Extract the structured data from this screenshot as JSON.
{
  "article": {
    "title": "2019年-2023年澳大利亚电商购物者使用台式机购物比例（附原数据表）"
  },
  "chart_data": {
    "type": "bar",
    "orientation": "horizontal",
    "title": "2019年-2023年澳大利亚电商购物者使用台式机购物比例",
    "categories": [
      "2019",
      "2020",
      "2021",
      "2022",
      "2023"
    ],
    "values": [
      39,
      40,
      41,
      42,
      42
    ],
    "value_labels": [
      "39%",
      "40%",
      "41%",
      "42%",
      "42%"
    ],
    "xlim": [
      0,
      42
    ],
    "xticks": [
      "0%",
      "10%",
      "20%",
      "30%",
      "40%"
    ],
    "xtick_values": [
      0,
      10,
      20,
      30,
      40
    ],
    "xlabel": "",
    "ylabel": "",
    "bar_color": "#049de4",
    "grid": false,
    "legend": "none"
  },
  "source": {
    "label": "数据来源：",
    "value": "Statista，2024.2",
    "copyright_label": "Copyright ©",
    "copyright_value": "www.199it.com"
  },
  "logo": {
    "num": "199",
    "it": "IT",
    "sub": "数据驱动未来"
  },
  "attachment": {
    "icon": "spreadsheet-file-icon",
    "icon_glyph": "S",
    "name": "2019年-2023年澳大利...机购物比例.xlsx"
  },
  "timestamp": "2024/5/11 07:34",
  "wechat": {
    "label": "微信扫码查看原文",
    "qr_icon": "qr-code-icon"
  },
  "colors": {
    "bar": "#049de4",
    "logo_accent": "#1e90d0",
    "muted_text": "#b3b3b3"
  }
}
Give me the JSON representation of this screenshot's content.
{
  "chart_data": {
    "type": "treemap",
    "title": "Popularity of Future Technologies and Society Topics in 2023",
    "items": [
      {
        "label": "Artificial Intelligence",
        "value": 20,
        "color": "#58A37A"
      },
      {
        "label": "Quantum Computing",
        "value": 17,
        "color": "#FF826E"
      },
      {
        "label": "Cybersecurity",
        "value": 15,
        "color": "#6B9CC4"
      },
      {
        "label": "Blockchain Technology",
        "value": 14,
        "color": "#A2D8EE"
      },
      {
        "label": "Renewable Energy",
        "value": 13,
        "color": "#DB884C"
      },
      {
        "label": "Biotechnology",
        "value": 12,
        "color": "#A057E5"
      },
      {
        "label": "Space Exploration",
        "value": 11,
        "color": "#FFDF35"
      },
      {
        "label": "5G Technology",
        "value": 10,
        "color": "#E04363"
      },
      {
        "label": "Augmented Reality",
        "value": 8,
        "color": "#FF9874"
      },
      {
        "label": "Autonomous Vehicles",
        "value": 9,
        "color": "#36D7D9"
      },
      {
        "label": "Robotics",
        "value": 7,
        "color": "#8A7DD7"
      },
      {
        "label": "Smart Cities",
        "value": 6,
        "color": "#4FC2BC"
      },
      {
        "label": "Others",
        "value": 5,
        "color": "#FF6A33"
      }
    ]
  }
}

- _WHAT THE TASK REQUIRES_: Type the whole listing again, unaltered.

- _RESULT BELOW_:
Extract the structured data from this screenshot as JSON.
{
  "article": {
    "title": "2019年-2023年澳大利亚电商购物者使用台式机购物比例（附原数据表）"
  },
  "chart_data": {
    "type": "bar",
    "orientation": "horizontal",
    "title": "2019年-2023年澳大利亚电商购物者使用台式机购物比例",
    "categories": [
      "2019",
      "2020",
      "2021",
      "2022",
      "2023"
    ],
    "values": [
      39,
      40,
      41,
      42,
      42
    ],
    "value_labels": [
      "39%",
      "40%",
      "41%",
      "42%",
      "42%"
    ],
    "xlim": [
      0,
      42
    ],
    "xticks": [
      "0%",
      "10%",
      "20%",
      "30%",
      "40%"
    ],
    "xtick_values": [
      0,
      10,
      20,
      30,
      40
    ],
    "xlabel": "",
    "ylabel": "",
    "bar_color": "#049de4",
    "grid": false,
    "legend": "none"
  },
  "source": {
    "label": "数据来源：",
    "value": "Statista，2024.2",
    "copyright_label": "Copyright ©",
    "copyright_value": "www.199it.com"
  },
  "logo": {
    "num": "199",
    "it": "IT",
    "sub": "数据驱动未来"
  },
  "attachment": {
    "icon": "spreadsheet-file-icon",
    "icon_glyph": "S",
    "name": "2019年-2023年澳大利...机购物比例.xlsx"
  },
  "timestamp": "2024/5/11 07:34",
  "wechat": {
    "label": "微信扫码查看原文",
    "qr_icon": "qr-code-icon"
  },
  "colors": {
    "bar": "#049de4",
    "logo_accent": "#1e90d0",
    "muted_text": "#b3b3b3"
  }
}
Give me the JSON representation of this screenshot's content.
{
  "chart_data": {
    "type": "treemap",
    "title": "Popularity of Future Technologies and Society Topics in 2023",
    "items": [
      {
        "label": "Artificial Intelligence",
        "value": 20,
        "color": "#58A37A"
      },
      {
        "label": "Quantum Computing",
        "value": 17,
        "color": "#FF826E"
      },
      {
        "label": "Cybersecurity",
        "value": 15,
        "color": "#6B9CC4"
      },
      {
        "label": "Blockchain Technology",
        "value": 14,
        "color": "#A2D8EE"
      },
      {
        "label": "Renewable Energy",
        "value": 13,
        "color": "#DB884C"
      },
      {
        "label": "Biotechnology",
        "value": 12,
        "color": "#A057E5"
      },
      {
        "label": "Space Exploration",
        "value": 11,
        "color": "#FFDF35"
      },
      {
        "label": "5G Technology",
        "value": 10,
        "color": "#E04363"
      },
      {
        "label": "Augmented Reality",
        "value": 8,
        "color": "#FF9874"
      },
      {
        "label": "Autonomous Vehicles",
        "value": 9,
        "color": "#36D7D9"
      },
      {
        "label": "Robotics",
        "value": 7,
        "color": "#8A7DD7"
      },
      {
        "label": "Smart Cities",
        "value": 6,
        "color": "#4FC2BC"
      },
      {
        "label": "Others",
        "value": 5,
        "color": "#FF6A33"
      }
    ]
  }
}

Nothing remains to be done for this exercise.